**THE EXERCISE**
State the count of lines below in which the word "Positive" appears, and add nothing.
** BEGIN STORED ROWS **
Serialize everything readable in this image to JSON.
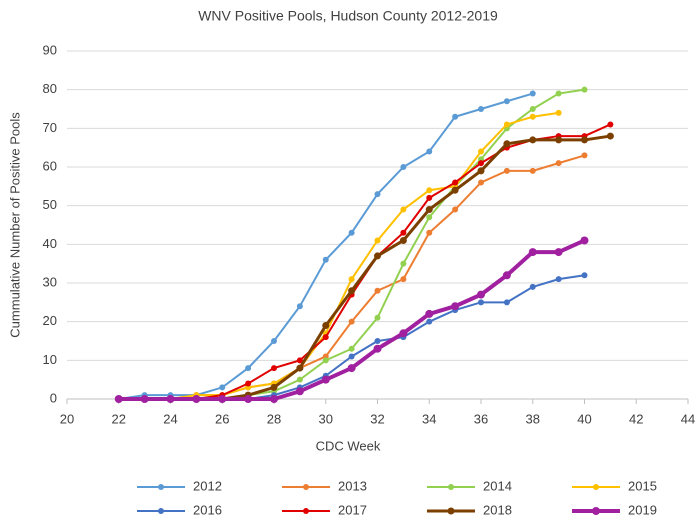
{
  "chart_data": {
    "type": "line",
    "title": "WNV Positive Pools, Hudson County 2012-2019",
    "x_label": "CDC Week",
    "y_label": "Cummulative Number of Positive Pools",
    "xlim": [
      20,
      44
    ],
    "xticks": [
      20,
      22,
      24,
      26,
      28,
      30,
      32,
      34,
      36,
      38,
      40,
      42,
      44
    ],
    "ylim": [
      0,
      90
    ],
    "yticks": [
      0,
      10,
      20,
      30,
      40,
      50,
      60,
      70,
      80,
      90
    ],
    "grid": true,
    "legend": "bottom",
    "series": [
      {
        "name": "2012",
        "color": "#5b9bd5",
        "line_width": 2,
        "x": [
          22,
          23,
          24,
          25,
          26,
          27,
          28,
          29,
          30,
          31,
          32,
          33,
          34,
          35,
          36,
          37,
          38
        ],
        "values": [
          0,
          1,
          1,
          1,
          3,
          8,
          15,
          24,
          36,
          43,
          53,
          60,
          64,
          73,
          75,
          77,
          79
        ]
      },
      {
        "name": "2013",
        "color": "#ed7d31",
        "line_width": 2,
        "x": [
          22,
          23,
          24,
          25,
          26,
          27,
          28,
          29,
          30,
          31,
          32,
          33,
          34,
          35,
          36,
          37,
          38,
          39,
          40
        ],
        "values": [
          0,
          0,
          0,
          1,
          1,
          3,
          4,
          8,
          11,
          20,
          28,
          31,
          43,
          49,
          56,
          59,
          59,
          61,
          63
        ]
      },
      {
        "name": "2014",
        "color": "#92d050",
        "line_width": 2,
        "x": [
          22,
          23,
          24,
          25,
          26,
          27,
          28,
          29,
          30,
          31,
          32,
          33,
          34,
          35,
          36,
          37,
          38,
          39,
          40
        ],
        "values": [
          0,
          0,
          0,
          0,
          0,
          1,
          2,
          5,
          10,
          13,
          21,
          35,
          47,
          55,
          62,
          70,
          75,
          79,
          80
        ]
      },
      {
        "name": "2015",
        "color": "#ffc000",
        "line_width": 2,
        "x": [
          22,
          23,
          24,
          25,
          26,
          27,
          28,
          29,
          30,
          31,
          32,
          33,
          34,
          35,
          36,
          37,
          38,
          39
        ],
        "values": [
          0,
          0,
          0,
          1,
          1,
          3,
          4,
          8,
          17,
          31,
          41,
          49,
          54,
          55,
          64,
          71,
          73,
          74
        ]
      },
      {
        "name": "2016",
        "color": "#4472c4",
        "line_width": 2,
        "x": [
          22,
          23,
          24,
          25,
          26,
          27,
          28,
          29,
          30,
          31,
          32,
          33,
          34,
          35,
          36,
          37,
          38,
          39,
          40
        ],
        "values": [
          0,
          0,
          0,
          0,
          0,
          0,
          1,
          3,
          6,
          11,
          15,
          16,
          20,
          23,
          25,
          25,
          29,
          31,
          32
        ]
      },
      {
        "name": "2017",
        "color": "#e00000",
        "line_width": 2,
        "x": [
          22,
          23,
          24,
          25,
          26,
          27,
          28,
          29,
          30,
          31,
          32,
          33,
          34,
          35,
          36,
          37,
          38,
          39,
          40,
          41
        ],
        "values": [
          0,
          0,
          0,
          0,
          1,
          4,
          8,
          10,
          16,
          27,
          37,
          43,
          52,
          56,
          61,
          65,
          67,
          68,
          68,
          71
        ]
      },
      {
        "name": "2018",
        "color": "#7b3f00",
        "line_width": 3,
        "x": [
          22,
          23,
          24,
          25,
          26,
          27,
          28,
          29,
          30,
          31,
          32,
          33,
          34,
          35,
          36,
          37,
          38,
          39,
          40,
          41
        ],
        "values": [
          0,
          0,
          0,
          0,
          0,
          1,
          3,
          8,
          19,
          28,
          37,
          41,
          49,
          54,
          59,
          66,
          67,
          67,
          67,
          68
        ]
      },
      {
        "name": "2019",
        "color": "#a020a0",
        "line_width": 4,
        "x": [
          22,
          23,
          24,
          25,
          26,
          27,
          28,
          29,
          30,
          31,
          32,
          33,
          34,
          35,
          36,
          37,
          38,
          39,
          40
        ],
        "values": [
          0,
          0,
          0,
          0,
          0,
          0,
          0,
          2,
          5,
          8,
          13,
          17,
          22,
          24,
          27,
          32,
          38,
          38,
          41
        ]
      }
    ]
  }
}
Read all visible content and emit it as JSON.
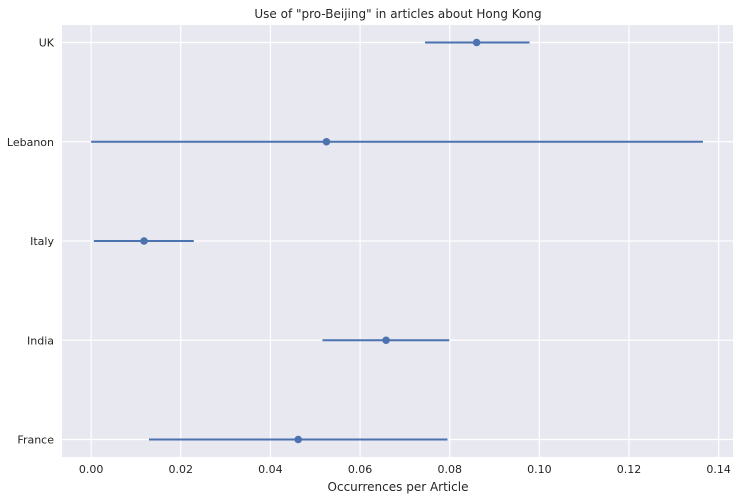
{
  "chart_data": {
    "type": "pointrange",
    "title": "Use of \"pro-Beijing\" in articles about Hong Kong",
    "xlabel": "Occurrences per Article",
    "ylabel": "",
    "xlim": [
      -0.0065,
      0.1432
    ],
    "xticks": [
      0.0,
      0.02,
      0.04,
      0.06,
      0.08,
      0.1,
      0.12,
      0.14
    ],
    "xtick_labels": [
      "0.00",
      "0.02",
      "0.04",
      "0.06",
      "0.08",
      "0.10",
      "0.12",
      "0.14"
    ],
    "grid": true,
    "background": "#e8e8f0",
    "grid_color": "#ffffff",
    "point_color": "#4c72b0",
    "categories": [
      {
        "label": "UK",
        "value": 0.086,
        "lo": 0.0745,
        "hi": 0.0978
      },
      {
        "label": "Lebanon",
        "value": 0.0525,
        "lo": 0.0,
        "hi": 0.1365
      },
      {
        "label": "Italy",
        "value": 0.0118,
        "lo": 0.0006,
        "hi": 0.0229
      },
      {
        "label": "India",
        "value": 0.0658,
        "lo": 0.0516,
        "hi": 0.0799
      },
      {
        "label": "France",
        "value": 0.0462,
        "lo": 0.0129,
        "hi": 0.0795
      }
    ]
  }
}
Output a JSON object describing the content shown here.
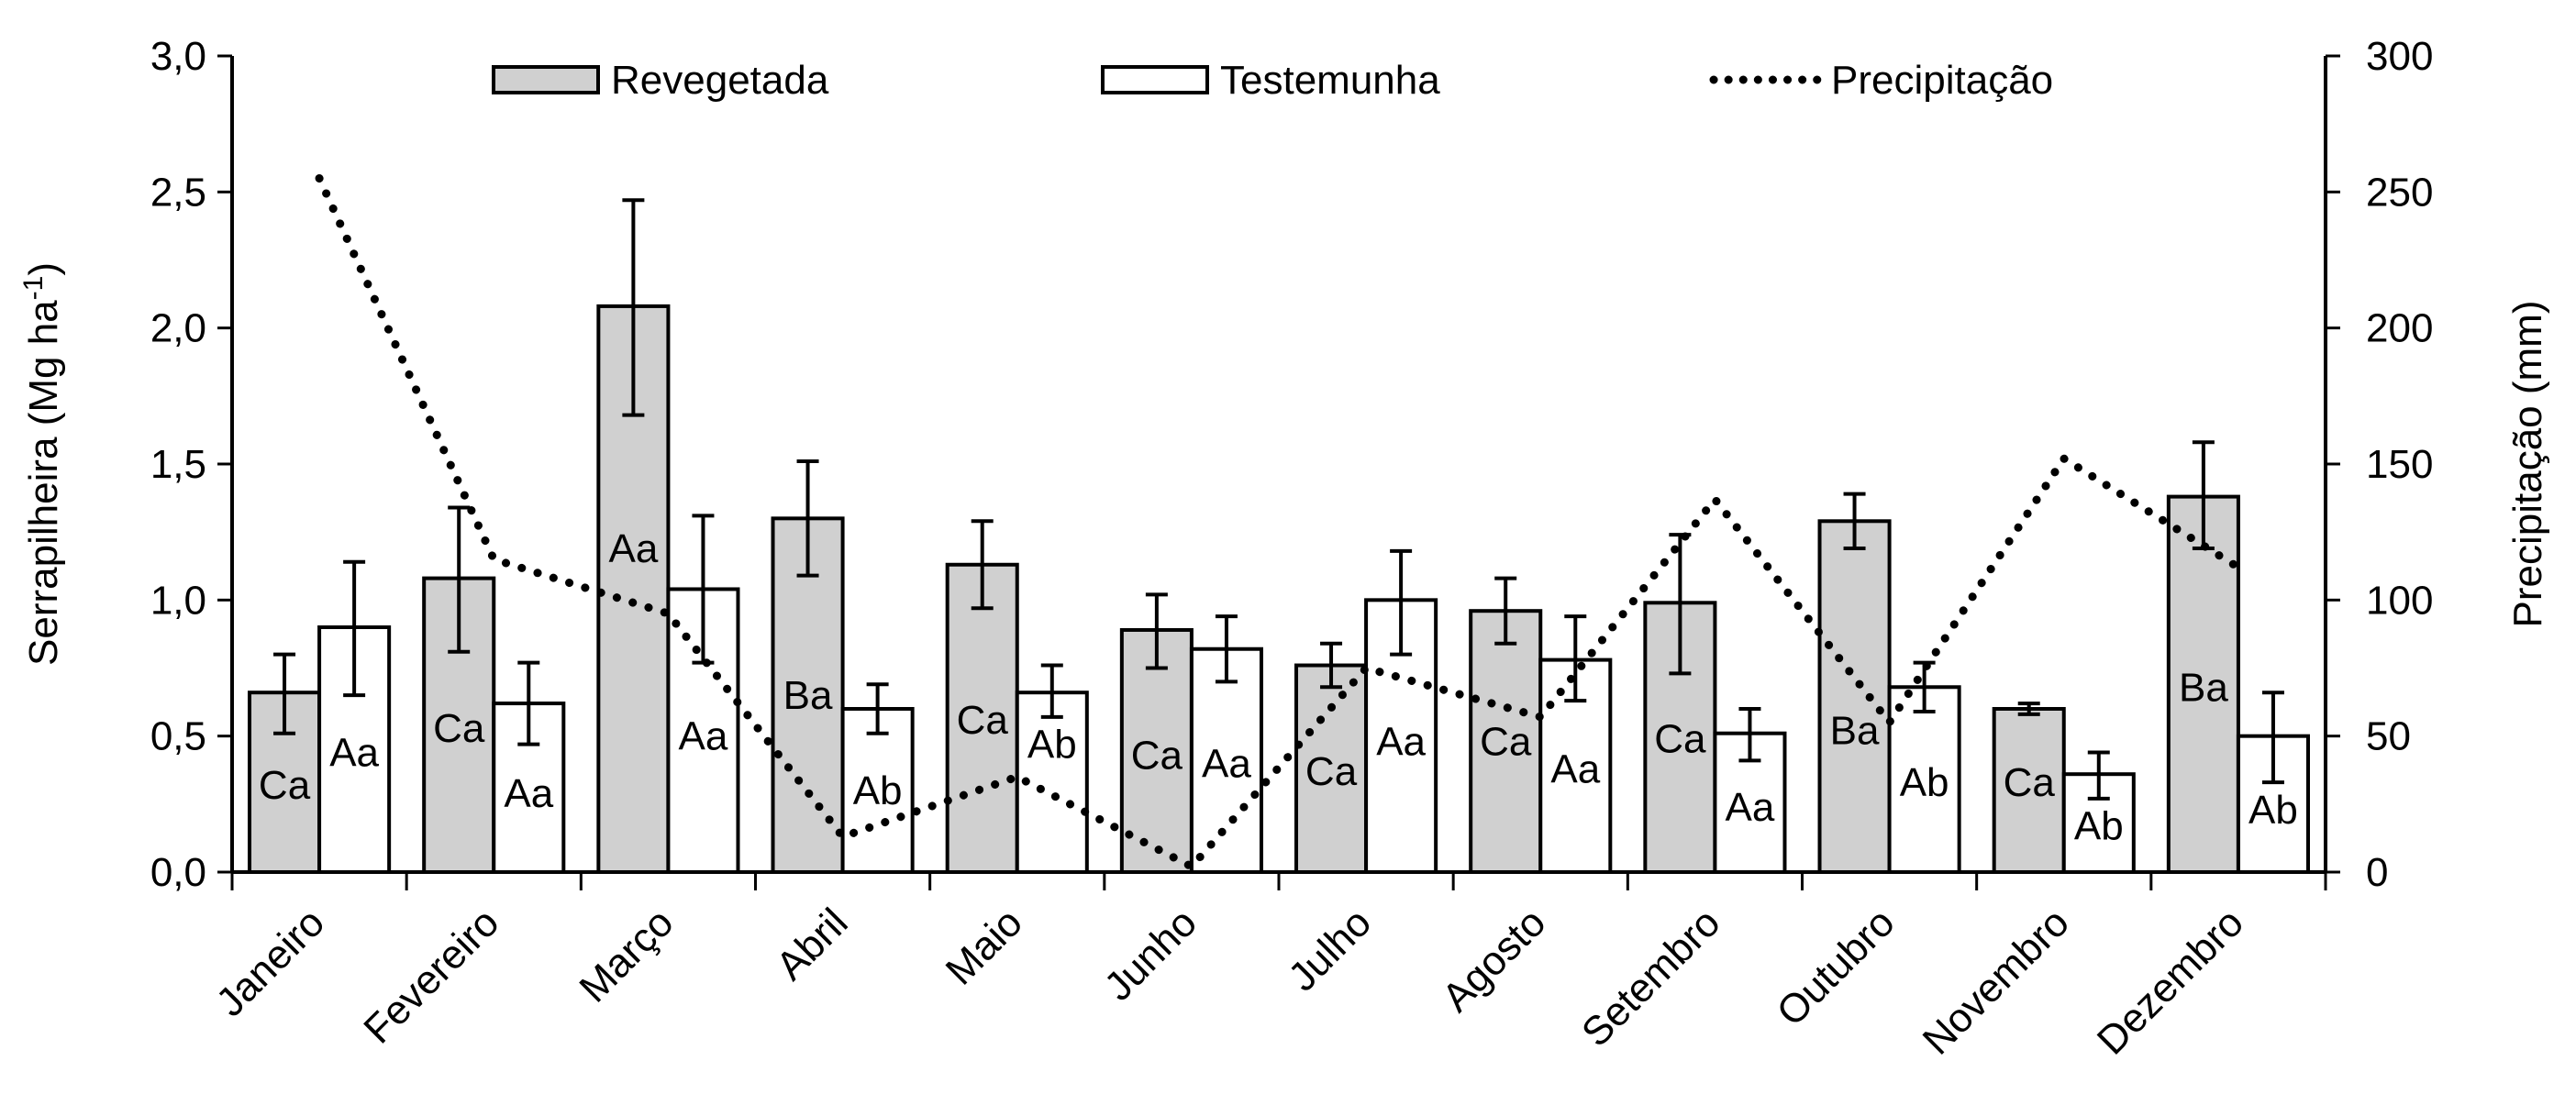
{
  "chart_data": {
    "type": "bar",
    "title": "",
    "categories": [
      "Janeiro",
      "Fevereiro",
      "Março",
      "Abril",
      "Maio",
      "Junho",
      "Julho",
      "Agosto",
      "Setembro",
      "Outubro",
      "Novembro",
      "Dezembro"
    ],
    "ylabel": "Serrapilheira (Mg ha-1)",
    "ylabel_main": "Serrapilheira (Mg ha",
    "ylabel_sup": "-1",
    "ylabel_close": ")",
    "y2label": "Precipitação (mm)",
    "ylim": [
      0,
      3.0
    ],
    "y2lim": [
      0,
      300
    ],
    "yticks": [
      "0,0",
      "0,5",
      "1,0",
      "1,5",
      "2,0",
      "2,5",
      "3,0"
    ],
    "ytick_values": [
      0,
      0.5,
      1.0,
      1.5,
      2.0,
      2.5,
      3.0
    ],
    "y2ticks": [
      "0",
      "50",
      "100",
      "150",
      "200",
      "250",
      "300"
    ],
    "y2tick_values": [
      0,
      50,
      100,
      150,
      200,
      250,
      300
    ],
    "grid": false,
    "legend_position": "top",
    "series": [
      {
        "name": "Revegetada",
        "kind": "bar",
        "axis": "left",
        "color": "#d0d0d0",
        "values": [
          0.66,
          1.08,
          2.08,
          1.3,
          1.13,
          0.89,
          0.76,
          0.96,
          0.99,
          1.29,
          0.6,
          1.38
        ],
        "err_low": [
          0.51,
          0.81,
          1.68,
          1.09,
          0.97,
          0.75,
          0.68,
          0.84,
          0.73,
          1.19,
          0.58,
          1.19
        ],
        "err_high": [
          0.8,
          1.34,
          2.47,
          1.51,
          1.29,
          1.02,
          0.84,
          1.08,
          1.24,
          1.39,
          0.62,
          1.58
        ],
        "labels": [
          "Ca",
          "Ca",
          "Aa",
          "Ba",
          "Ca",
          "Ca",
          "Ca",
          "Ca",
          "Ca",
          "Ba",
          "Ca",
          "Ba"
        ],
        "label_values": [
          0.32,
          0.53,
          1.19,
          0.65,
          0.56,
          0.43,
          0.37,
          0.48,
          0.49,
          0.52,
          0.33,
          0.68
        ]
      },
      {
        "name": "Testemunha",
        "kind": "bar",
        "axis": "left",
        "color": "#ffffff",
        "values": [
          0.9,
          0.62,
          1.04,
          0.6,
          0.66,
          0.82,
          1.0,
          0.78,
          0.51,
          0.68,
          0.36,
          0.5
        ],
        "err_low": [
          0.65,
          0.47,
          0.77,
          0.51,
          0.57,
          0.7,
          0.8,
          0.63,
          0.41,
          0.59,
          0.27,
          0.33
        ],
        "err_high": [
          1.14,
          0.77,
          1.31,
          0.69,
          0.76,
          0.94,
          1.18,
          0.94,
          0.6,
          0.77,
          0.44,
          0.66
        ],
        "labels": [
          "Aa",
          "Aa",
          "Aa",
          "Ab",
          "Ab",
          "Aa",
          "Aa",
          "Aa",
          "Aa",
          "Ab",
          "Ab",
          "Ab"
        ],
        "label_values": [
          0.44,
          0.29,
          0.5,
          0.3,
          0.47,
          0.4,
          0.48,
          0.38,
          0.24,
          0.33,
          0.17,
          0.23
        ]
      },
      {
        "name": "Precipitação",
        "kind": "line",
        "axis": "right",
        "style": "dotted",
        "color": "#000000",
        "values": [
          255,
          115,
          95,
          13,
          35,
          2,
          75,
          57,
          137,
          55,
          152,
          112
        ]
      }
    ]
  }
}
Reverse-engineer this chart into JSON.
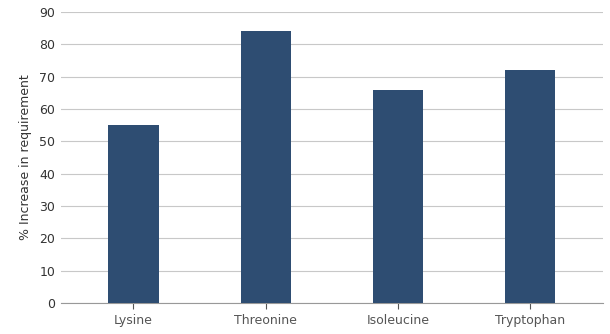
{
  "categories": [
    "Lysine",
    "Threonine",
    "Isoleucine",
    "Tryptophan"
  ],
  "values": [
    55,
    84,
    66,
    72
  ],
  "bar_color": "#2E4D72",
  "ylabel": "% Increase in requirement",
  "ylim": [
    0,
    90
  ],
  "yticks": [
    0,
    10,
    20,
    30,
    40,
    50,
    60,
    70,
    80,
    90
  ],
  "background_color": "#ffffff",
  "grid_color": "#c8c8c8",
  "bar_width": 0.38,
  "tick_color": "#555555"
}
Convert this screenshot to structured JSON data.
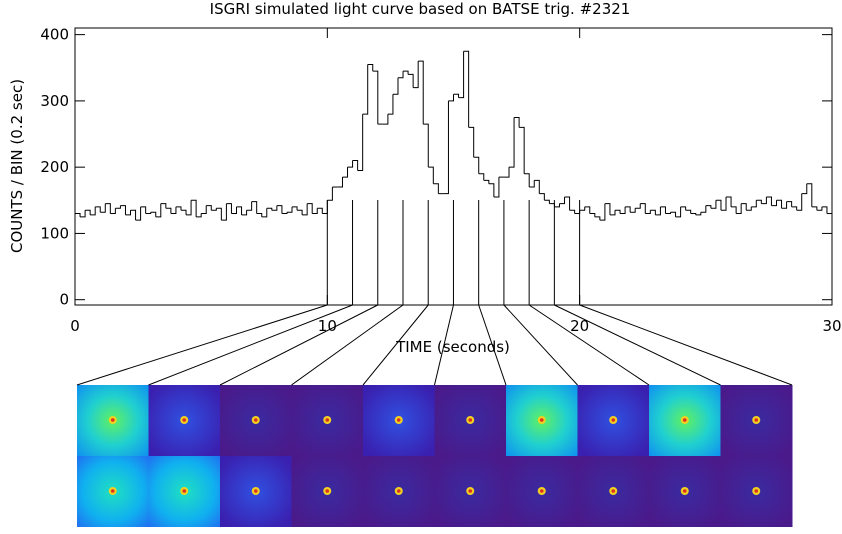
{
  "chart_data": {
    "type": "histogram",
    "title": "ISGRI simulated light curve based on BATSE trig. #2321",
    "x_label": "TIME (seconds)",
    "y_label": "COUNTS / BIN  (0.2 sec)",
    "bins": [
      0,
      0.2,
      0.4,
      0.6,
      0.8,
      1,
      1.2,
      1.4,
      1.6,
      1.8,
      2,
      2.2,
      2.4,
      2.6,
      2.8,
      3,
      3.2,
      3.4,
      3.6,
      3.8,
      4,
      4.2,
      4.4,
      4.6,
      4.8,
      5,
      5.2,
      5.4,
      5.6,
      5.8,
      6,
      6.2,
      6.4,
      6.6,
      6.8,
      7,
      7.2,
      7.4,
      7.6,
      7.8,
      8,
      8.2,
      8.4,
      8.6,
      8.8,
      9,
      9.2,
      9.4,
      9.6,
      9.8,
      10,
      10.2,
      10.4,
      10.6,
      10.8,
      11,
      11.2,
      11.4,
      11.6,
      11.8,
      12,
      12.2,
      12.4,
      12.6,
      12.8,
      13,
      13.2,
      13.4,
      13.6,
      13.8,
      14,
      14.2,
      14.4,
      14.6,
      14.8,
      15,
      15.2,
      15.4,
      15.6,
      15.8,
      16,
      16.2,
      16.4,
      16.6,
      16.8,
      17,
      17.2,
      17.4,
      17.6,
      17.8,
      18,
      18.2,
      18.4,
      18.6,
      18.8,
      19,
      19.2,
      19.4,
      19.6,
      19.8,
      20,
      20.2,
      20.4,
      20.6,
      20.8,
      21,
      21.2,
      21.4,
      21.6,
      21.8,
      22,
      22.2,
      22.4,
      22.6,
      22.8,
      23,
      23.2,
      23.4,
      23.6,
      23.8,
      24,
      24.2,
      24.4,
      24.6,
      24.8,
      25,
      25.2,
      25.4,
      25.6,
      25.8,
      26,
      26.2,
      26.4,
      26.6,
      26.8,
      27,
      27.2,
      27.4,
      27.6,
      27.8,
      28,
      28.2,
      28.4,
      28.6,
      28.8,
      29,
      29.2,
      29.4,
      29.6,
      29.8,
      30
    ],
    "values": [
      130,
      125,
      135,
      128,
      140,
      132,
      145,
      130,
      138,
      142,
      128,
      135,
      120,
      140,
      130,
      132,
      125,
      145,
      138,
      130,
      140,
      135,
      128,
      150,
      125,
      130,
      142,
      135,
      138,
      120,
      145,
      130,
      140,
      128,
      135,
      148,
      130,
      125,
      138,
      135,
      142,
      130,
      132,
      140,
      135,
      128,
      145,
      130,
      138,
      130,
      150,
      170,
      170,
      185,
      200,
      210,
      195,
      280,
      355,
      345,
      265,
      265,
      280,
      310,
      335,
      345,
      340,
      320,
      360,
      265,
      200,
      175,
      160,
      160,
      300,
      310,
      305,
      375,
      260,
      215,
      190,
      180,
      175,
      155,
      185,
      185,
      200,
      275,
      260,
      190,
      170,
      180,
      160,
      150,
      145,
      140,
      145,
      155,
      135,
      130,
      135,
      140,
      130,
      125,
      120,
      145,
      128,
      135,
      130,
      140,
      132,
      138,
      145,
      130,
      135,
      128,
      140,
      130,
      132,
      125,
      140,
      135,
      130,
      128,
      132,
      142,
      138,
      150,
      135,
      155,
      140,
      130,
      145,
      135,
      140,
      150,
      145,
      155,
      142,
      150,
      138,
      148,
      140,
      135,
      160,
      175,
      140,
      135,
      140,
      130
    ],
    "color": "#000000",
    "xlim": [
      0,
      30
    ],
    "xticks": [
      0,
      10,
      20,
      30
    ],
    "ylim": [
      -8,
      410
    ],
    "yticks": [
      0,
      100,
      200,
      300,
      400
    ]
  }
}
** END STORED ROWS **
**ANSWER TO THIS PROBLEM**
2